§ **WORK TO BE COMPLETED**
Would you transcribe all of the data exactly, down to the last character?

[Data items]
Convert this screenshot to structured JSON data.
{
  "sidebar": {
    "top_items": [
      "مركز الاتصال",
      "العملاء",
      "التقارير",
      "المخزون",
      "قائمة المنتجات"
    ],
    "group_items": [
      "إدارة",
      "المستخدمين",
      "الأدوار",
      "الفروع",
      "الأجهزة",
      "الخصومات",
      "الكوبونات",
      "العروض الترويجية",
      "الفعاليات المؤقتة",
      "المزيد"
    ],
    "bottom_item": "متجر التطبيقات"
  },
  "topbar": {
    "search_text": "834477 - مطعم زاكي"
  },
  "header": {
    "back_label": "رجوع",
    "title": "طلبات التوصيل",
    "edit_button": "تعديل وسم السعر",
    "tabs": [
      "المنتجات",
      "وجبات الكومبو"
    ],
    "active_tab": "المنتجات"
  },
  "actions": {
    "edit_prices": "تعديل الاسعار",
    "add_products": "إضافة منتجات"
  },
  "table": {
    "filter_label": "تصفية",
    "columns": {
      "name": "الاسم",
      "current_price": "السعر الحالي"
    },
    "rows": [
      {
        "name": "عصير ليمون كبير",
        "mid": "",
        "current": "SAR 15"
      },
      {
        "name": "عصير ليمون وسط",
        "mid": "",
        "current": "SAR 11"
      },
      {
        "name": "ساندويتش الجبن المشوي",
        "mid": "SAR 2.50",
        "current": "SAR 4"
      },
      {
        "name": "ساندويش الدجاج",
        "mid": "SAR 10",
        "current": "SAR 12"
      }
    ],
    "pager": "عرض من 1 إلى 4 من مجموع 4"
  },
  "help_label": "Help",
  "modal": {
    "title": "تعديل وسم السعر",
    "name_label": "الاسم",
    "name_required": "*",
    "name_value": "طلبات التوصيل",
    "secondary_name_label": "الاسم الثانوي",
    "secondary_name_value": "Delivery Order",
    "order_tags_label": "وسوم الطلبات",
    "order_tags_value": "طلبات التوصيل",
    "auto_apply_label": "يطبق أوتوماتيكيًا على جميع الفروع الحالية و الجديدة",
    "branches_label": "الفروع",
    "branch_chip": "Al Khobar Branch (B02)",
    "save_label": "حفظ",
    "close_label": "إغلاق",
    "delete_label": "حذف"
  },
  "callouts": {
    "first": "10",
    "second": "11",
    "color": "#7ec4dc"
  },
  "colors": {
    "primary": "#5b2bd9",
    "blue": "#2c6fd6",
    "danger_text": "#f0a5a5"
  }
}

§ **TASK SOLUTION**
Convert this screenshot to structured JSON data.
{
  "sidebar": {
    "top_items": [
      "مركز الاتصال",
      "العملاء",
      "التقارير",
      "المخزون",
      "قائمة المنتجات"
    ],
    "group_items": [
      "إدارة",
      "المستخدمين",
      "الأدوار",
      "الفروع",
      "الأجهزة",
      "الخصومات",
      "الكوبونات",
      "العروض الترويجية",
      "الفعاليات المؤقتة",
      "المزيد"
    ],
    "bottom_item": "متجر التطبيقات"
  },
  "topbar": {
    "search_text": "834477 - مطعم زاكي"
  },
  "header": {
    "back_label": "رجوع",
    "title": "طلبات التوصيل",
    "edit_button": "تعديل وسم السعر",
    "tabs": [
      "المنتجات",
      "وجبات الكومبو"
    ],
    "active_tab": "المنتجات"
  },
  "actions": {
    "edit_prices": "تعديل الاسعار",
    "add_products": "إضافة منتجات"
  },
  "table": {
    "filter_label": "تصفية",
    "columns": {
      "name": "الاسم",
      "current_price": "السعر الحالي"
    },
    "rows": [
      {
        "name": "عصير ليمون كبير",
        "mid": "",
        "current": "SAR 15"
      },
      {
        "name": "عصير ليمون وسط",
        "mid": "",
        "current": "SAR 11"
      },
      {
        "name": "ساندويتش الجبن المشوي",
        "mid": "SAR 2.50",
        "current": "SAR 4"
      },
      {
        "name": "ساندويش الدجاج",
        "mid": "SAR 10",
        "current": "SAR 12"
      }
    ],
    "pager": "عرض من 1 إلى 4 من مجموع 4"
  },
  "help_label": "Help",
  "modal": {
    "title": "تعديل وسم السعر",
    "name_label": "الاسم",
    "name_required": "*",
    "name_value": "طلبات التوصيل",
    "secondary_name_label": "الاسم الثانوي",
    "secondary_name_value": "Delivery Order",
    "order_tags_label": "وسوم الطلبات",
    "order_tags_value": "طلبات التوصيل",
    "auto_apply_label": "يطبق أوتوماتيكيًا على جميع الفروع الحالية و الجديدة",
    "branches_label": "الفروع",
    "branch_chip": "Al Khobar Branch (B02)",
    "save_label": "حفظ",
    "close_label": "إغلاق",
    "delete_label": "حذف"
  },
  "callouts": {
    "first": "10",
    "second": "11",
    "color": "#7ec4dc"
  },
  "colors": {
    "primary": "#5b2bd9",
    "blue": "#2c6fd6",
    "danger_text": "#f0a5a5"
  }
}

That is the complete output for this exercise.